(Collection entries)
=======

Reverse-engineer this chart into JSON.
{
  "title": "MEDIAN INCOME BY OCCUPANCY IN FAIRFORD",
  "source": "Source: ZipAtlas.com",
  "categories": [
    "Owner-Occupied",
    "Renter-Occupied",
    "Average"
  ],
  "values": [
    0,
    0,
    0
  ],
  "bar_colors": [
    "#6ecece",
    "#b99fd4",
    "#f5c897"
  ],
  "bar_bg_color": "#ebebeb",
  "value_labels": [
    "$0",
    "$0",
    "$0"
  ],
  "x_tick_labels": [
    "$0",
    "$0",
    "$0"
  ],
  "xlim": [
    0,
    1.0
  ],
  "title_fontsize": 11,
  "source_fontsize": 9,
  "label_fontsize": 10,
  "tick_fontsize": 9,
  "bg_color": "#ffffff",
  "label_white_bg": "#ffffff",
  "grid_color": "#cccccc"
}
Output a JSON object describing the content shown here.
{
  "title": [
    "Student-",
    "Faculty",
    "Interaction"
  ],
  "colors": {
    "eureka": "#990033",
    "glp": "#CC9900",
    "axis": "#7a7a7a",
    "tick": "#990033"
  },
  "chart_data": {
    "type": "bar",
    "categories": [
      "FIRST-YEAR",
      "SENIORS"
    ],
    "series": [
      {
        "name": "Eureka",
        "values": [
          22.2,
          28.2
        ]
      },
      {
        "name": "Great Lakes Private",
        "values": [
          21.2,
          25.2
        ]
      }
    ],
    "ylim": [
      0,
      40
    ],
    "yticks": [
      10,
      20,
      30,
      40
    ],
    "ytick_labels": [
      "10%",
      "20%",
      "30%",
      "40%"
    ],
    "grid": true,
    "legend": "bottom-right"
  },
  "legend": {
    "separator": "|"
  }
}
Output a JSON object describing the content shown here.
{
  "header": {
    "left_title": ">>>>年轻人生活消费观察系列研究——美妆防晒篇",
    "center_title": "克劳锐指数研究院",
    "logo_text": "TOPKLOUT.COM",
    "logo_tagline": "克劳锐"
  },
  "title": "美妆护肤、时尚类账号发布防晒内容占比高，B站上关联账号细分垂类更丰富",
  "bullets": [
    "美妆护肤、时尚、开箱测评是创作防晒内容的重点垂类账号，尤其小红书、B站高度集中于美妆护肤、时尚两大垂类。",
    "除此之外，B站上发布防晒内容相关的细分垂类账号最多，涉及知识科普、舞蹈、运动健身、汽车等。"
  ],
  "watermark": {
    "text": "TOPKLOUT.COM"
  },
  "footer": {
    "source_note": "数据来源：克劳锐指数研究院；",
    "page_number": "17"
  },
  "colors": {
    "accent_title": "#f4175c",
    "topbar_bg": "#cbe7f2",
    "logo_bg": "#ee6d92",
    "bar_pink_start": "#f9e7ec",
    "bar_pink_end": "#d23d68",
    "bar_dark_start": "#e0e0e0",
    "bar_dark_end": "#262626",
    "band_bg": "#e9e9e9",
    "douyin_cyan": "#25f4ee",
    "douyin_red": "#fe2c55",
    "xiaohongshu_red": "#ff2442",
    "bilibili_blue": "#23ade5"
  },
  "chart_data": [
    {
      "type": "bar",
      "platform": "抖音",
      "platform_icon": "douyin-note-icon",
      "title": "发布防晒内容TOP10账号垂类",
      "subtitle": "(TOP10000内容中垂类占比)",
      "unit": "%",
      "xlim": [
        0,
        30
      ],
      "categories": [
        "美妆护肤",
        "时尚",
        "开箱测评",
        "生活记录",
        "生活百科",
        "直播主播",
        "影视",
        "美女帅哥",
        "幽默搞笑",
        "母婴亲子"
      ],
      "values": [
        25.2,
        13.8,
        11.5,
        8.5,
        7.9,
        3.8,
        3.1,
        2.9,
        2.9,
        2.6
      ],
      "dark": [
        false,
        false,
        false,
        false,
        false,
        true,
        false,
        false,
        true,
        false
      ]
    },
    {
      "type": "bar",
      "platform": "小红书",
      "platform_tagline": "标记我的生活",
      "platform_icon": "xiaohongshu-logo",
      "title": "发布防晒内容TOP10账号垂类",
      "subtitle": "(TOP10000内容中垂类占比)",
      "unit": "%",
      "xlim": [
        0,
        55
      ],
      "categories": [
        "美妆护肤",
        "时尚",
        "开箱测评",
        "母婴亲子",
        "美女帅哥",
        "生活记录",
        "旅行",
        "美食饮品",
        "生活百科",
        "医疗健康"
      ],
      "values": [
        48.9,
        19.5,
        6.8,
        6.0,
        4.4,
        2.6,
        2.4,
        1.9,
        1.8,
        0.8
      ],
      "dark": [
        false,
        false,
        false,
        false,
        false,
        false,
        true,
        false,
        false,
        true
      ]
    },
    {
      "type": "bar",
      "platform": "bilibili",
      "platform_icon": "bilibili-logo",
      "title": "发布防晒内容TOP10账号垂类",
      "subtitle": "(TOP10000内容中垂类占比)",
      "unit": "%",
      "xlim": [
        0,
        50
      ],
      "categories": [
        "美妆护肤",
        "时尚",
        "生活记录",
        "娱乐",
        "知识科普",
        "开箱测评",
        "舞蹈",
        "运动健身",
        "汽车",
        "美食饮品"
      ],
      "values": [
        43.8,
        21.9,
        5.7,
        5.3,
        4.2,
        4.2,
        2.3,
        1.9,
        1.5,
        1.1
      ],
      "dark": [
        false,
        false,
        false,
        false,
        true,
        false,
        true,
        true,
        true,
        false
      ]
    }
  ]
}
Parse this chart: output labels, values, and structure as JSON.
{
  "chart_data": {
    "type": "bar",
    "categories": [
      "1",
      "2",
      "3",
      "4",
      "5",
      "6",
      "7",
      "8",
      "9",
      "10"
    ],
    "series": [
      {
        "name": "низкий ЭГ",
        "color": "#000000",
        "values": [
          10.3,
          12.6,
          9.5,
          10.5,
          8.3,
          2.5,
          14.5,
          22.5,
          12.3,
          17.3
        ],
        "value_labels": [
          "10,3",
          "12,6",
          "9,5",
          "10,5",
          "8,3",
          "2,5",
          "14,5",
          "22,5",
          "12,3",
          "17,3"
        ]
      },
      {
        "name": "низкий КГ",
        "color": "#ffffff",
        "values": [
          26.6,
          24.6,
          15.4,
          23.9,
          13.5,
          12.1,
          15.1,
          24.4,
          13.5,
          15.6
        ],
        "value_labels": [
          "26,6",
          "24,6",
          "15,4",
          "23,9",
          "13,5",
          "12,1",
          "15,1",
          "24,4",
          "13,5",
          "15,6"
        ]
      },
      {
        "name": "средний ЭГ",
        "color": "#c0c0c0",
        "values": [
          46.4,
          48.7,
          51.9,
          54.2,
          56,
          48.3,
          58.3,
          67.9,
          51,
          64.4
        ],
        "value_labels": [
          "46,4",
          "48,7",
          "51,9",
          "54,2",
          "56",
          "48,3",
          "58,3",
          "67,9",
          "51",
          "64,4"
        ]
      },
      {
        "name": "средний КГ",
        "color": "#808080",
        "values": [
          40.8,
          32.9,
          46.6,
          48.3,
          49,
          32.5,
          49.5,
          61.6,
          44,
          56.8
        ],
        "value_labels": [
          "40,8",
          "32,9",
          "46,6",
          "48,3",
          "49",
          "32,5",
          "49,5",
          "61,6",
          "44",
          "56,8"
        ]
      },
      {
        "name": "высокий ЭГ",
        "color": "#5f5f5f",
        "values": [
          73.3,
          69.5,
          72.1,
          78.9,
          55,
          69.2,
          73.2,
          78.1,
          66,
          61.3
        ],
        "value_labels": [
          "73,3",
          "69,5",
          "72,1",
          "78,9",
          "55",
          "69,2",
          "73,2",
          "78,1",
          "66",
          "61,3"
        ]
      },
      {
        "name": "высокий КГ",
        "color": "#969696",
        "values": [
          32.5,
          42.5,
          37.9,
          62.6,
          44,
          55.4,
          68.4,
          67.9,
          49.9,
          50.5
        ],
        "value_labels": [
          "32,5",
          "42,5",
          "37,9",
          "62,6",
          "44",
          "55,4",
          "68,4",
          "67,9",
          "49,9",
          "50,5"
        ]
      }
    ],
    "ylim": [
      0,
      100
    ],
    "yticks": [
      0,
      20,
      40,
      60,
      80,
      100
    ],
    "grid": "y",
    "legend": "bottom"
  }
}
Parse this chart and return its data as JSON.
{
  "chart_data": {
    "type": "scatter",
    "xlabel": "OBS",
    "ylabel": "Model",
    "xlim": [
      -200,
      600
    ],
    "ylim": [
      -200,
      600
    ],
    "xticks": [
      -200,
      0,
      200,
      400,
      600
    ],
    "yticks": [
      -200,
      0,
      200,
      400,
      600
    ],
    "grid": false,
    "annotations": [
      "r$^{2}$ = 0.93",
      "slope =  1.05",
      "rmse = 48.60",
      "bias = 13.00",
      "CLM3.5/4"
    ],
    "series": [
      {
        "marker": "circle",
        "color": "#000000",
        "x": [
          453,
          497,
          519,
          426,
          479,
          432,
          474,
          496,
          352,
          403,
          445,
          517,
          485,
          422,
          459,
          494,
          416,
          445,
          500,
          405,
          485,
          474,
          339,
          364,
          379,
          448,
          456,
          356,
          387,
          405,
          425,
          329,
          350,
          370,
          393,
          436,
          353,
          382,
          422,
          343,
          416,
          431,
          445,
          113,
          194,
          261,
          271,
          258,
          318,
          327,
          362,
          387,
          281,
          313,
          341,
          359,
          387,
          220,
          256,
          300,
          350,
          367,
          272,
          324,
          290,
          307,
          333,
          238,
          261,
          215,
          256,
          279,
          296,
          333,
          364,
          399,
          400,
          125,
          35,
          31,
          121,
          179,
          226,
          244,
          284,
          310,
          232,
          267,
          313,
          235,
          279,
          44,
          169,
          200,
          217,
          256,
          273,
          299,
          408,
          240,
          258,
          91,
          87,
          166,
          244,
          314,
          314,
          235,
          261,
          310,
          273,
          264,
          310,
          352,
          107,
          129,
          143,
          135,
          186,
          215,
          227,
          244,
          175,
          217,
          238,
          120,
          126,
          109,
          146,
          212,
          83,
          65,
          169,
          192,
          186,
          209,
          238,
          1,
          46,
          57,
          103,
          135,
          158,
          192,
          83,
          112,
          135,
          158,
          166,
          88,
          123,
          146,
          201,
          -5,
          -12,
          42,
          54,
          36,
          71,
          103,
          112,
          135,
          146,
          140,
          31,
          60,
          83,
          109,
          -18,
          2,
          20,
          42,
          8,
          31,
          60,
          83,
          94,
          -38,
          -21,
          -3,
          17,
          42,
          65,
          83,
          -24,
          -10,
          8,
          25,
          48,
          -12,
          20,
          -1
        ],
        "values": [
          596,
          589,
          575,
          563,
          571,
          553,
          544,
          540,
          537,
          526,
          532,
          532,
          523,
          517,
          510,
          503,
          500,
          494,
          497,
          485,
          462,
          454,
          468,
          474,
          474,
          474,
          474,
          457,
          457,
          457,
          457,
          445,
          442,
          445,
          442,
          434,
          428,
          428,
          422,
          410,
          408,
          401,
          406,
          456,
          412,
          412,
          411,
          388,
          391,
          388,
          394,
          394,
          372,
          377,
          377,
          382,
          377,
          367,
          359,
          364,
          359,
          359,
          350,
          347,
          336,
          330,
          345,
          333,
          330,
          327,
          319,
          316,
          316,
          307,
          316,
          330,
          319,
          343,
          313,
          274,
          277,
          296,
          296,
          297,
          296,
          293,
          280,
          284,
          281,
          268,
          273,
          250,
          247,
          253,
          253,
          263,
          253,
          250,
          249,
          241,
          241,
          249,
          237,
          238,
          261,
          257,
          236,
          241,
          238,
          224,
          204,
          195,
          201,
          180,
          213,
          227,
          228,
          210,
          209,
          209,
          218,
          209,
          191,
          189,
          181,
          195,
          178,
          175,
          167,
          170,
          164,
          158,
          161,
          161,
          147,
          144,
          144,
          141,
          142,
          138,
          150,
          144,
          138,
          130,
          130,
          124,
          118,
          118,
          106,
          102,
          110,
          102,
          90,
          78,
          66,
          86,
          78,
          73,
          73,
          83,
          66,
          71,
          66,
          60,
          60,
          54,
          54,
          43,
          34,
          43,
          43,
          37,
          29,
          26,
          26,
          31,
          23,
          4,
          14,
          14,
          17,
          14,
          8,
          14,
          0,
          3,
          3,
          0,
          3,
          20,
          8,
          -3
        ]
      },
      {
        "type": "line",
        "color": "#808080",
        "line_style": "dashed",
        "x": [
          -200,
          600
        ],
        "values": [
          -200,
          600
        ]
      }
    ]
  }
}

=======

WHAT TO DO:
Tally the lines holding the string "运动健身" and give only the count.

EXERCISE RESULT:
2